_Page transcription records_
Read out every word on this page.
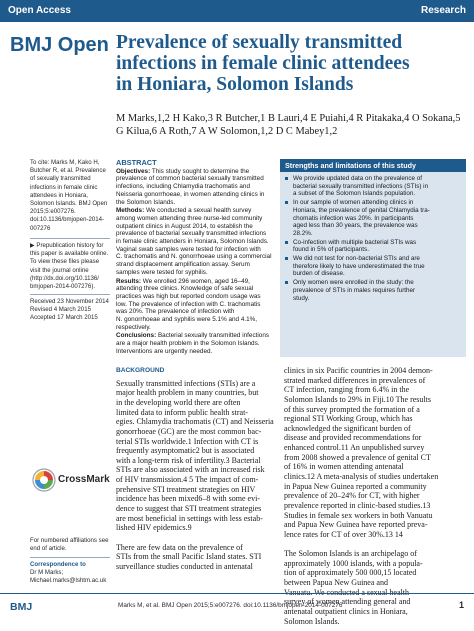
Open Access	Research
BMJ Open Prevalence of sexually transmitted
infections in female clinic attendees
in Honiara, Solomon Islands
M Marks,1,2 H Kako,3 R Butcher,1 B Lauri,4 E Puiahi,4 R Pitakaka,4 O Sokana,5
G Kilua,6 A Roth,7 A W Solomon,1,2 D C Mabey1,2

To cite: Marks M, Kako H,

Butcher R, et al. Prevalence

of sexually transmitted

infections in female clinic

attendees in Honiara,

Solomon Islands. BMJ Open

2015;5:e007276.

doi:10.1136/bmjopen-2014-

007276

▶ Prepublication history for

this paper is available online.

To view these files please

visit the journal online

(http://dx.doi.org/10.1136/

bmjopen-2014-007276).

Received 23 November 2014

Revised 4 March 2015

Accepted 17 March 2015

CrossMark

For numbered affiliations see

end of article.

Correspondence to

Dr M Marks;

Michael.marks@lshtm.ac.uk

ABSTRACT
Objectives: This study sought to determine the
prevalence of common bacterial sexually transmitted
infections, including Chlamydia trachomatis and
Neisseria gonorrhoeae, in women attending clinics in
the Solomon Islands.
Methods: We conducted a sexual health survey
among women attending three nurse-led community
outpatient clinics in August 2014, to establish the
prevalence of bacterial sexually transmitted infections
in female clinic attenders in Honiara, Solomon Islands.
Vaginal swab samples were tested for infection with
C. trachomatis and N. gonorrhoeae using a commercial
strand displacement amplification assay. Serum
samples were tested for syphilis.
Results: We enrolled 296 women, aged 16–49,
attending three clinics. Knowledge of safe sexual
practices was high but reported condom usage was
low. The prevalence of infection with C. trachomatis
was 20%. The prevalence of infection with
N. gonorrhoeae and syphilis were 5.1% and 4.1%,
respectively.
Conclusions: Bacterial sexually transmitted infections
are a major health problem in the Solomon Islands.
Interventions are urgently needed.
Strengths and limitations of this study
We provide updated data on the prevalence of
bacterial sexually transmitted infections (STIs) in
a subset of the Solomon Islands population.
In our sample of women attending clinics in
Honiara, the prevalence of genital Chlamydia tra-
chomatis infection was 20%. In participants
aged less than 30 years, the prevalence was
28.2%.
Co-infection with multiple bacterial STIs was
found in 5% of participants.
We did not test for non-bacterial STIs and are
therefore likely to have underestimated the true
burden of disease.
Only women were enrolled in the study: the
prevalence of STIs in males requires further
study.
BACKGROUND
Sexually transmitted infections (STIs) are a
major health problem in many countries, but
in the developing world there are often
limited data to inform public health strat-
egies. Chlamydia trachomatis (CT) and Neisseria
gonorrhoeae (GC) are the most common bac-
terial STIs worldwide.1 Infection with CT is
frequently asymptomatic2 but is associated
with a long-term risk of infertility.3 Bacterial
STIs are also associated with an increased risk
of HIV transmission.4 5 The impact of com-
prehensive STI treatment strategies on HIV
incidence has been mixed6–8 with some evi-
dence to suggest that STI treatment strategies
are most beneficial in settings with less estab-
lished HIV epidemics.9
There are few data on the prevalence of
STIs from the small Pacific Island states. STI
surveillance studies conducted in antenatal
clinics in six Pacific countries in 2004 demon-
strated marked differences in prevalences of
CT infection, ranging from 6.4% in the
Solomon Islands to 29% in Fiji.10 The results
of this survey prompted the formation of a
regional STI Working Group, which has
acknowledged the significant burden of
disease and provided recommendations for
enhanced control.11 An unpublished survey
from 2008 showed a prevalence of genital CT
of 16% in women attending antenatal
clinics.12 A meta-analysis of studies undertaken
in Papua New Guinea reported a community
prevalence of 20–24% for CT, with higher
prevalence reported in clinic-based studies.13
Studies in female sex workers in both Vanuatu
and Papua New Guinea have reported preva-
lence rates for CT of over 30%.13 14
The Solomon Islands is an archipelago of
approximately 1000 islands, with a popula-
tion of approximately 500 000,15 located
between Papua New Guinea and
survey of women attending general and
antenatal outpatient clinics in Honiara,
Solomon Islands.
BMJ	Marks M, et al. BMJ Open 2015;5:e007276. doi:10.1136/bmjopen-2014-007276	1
...
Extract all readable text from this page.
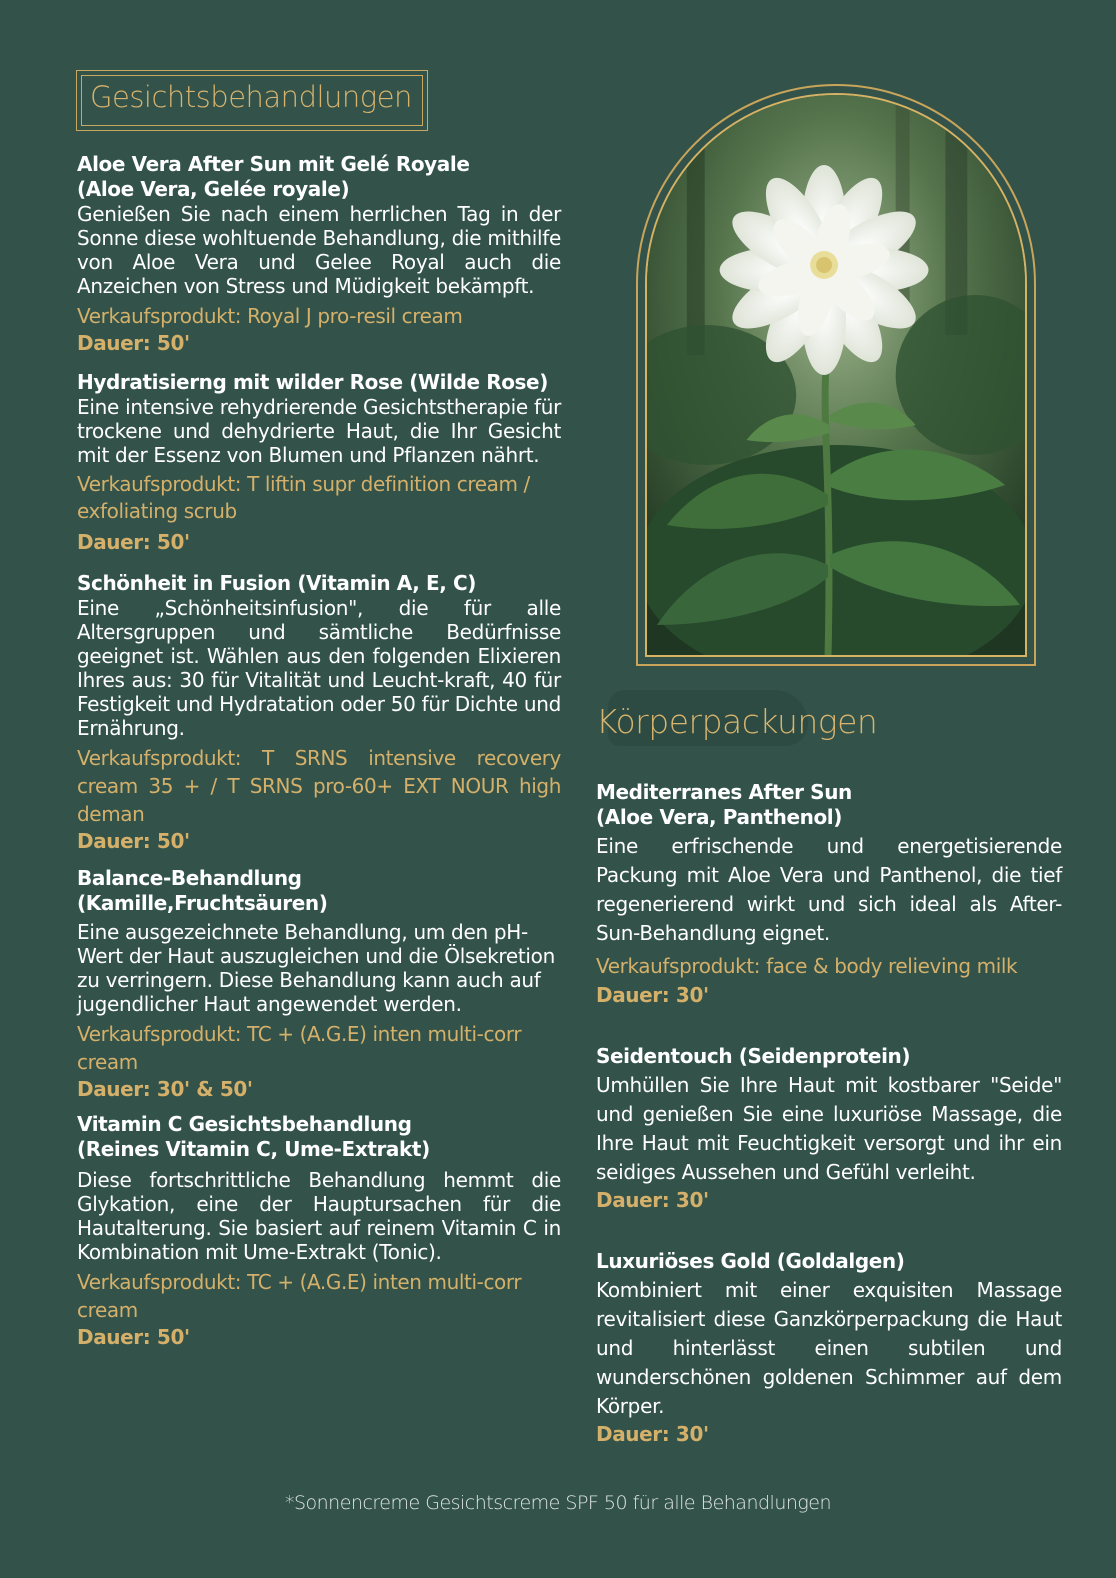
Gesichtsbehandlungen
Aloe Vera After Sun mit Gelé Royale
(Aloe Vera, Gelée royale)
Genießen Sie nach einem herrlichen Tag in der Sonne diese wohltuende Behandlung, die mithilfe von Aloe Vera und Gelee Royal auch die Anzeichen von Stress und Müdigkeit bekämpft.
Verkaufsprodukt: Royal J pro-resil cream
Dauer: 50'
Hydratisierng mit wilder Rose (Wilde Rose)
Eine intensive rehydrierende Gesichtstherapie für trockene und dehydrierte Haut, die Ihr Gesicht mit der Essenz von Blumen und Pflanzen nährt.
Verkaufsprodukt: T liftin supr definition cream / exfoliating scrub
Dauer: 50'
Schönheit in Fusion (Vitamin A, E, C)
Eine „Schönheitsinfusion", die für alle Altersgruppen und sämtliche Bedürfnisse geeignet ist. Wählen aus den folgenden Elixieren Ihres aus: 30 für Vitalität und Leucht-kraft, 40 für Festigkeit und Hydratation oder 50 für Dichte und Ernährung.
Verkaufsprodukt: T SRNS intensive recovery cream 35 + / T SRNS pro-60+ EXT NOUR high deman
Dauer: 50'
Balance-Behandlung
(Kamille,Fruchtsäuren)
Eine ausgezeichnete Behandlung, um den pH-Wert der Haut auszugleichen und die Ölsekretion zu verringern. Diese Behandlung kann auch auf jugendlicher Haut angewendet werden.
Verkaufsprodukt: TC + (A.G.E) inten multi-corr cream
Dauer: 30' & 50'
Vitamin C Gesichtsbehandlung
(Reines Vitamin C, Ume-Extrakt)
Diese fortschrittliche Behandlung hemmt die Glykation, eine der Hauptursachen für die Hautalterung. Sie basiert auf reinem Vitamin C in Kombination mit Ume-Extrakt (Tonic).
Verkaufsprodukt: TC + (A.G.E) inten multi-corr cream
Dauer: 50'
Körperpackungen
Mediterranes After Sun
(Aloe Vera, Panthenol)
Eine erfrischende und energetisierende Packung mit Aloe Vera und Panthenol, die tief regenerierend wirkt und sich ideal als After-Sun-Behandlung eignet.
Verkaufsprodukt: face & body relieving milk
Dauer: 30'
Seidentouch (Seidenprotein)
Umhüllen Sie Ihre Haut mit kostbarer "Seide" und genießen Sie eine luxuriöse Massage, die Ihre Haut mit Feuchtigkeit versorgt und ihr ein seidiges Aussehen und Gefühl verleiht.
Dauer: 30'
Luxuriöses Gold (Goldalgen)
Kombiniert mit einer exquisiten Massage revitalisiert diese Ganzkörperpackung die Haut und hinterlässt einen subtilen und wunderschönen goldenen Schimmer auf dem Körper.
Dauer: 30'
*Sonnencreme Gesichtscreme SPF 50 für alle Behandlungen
--
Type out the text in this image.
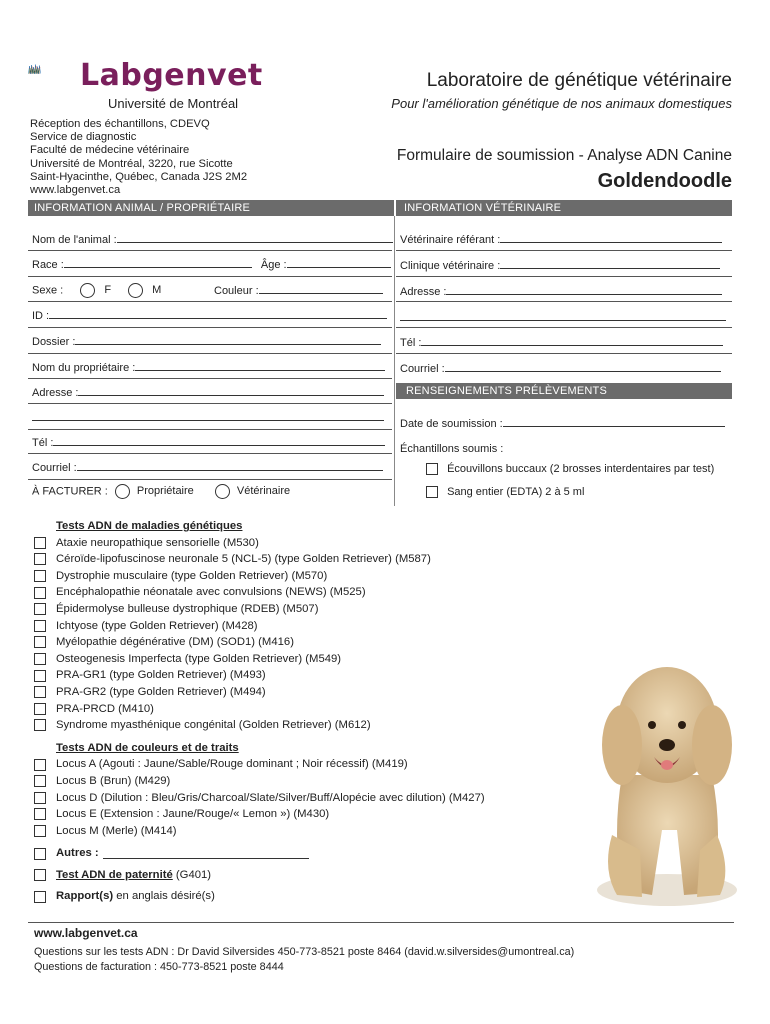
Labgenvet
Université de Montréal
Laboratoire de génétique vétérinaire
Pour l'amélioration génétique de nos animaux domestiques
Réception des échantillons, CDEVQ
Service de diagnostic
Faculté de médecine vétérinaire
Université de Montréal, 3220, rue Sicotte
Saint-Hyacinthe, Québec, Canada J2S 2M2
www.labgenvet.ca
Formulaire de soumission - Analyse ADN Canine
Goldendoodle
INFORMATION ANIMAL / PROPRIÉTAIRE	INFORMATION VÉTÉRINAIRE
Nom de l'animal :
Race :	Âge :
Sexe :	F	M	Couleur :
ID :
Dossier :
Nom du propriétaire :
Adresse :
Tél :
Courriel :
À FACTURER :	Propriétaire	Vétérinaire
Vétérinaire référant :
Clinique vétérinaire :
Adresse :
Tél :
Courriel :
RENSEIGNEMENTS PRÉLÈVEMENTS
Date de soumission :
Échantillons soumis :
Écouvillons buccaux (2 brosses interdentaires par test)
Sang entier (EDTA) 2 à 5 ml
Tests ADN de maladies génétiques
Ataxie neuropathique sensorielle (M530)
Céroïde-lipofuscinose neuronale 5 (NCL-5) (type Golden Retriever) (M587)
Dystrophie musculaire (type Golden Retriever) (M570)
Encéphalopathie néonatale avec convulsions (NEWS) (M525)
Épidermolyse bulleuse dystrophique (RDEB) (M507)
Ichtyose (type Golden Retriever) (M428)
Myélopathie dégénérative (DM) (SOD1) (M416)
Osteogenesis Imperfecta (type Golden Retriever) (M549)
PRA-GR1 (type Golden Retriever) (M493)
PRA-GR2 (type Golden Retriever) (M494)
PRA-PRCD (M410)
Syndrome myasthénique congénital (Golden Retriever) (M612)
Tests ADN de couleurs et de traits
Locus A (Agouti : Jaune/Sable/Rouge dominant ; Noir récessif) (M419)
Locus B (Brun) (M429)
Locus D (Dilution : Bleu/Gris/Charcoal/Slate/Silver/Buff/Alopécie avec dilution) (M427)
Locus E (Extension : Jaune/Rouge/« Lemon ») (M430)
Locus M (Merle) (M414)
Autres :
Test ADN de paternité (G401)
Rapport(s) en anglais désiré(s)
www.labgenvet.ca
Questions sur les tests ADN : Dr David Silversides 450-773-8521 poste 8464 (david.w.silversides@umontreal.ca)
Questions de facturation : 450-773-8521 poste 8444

_What needs to be done_
Search the records above for the string "infections" and copy each line that holds it.

_Written response_
infections in female clinic attendees
infections in female clinic
infections, including Chlamydia trachomatis and
prevalence of bacterial sexually transmitted infections
Conclusions: Bacterial sexually transmitted infections
bacterial sexually transmitted infections (STIs) in
Sexually transmitted infections (STIs) are a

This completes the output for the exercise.